___ SOURCE DATA

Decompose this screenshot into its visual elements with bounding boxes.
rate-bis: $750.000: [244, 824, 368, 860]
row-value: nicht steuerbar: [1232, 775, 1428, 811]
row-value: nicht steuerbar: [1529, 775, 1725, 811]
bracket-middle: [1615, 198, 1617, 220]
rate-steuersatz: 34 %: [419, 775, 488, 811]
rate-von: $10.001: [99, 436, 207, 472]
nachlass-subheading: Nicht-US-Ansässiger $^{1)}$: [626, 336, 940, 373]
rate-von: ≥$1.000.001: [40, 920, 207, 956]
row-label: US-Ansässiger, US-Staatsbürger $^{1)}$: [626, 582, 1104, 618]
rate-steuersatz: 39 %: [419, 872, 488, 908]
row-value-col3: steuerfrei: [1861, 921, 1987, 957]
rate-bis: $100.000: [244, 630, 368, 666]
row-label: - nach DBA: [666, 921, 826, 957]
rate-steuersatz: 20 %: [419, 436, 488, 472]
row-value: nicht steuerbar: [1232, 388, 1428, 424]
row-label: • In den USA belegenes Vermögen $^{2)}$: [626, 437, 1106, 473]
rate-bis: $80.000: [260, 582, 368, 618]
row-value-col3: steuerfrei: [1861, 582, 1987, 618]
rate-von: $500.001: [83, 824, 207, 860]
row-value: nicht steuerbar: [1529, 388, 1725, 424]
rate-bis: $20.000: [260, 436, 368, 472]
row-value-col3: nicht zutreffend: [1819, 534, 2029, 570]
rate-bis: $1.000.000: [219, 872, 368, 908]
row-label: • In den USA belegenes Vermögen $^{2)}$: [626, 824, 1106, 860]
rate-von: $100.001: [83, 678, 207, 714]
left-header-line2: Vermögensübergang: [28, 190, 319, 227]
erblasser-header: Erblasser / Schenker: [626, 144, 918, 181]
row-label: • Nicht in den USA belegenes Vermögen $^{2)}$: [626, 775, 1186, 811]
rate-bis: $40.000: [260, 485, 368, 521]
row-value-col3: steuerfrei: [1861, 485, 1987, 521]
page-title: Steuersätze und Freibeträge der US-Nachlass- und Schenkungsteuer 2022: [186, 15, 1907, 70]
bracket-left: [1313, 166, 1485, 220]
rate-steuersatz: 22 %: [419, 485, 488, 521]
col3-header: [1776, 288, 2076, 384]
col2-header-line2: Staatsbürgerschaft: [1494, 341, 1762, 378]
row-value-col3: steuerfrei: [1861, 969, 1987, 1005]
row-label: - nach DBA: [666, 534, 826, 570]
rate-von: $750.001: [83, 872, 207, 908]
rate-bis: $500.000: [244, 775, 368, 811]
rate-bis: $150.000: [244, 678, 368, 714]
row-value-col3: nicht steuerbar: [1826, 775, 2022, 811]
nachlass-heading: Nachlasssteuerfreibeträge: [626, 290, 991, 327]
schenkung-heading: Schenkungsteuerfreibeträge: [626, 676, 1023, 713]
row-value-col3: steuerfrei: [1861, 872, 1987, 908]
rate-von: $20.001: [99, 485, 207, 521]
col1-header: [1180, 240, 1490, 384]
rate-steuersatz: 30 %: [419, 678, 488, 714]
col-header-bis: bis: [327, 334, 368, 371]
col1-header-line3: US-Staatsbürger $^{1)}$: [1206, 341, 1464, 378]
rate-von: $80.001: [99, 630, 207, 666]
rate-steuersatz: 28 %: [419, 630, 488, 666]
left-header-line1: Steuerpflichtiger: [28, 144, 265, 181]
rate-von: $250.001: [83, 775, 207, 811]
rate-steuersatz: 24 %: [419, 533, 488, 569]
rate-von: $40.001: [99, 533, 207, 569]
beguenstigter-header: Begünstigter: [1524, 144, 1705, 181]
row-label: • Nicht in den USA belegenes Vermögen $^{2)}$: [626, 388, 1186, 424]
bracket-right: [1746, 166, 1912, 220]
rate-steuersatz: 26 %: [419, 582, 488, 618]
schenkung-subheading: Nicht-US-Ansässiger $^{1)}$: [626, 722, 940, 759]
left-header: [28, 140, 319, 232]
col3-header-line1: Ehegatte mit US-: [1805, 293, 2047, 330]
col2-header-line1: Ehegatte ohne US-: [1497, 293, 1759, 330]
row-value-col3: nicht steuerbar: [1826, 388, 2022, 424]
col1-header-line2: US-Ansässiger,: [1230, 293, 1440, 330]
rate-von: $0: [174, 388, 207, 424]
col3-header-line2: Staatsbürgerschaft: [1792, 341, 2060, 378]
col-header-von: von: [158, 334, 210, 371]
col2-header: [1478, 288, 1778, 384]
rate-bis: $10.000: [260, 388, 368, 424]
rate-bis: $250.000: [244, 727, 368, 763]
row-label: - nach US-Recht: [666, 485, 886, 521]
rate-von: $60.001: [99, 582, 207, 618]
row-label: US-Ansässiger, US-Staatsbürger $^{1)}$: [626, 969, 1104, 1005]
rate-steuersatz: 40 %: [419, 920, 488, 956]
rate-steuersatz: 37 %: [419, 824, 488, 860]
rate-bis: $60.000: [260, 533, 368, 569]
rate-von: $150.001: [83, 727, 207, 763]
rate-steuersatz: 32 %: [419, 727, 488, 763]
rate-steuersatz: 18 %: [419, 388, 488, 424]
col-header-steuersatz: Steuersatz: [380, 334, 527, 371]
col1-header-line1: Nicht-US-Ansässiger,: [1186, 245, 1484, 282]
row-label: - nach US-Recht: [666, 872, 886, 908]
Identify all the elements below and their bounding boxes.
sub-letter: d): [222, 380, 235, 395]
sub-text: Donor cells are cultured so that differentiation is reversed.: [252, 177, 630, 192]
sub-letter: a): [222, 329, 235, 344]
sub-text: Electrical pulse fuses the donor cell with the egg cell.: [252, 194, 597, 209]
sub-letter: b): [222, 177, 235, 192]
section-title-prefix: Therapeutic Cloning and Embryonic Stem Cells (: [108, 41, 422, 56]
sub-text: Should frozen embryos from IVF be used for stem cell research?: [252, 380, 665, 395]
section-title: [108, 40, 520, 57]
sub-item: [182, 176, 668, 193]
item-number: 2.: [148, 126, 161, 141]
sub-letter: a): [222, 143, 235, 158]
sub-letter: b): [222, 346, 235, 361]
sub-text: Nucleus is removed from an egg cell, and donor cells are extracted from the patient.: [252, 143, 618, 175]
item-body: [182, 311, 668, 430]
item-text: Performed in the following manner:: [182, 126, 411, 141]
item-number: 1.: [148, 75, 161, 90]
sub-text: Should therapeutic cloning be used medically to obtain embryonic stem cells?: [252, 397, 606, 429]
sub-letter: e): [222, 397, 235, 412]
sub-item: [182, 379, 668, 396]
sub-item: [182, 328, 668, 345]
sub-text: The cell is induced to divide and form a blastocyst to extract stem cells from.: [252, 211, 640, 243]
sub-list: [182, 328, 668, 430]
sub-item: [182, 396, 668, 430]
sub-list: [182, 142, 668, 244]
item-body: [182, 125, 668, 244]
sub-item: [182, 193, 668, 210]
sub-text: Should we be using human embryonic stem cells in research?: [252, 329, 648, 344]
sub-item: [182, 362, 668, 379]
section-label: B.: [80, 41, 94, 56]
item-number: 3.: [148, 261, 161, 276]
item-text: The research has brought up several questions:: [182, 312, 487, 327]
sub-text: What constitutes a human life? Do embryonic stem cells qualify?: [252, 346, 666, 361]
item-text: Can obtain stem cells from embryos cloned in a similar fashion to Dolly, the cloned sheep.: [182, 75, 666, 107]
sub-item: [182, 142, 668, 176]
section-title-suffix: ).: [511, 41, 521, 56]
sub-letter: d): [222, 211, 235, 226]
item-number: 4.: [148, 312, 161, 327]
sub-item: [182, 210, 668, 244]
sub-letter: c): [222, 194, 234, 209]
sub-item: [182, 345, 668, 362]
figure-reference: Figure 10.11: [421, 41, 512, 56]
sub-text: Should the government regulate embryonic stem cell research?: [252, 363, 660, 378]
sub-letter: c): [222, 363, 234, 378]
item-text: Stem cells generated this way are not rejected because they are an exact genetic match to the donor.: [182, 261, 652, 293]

______

--- YOUR INSTRUCTIONS ---
State only how many lines above contain "steuerbar".

--- WRITTEN ANSWER ---
6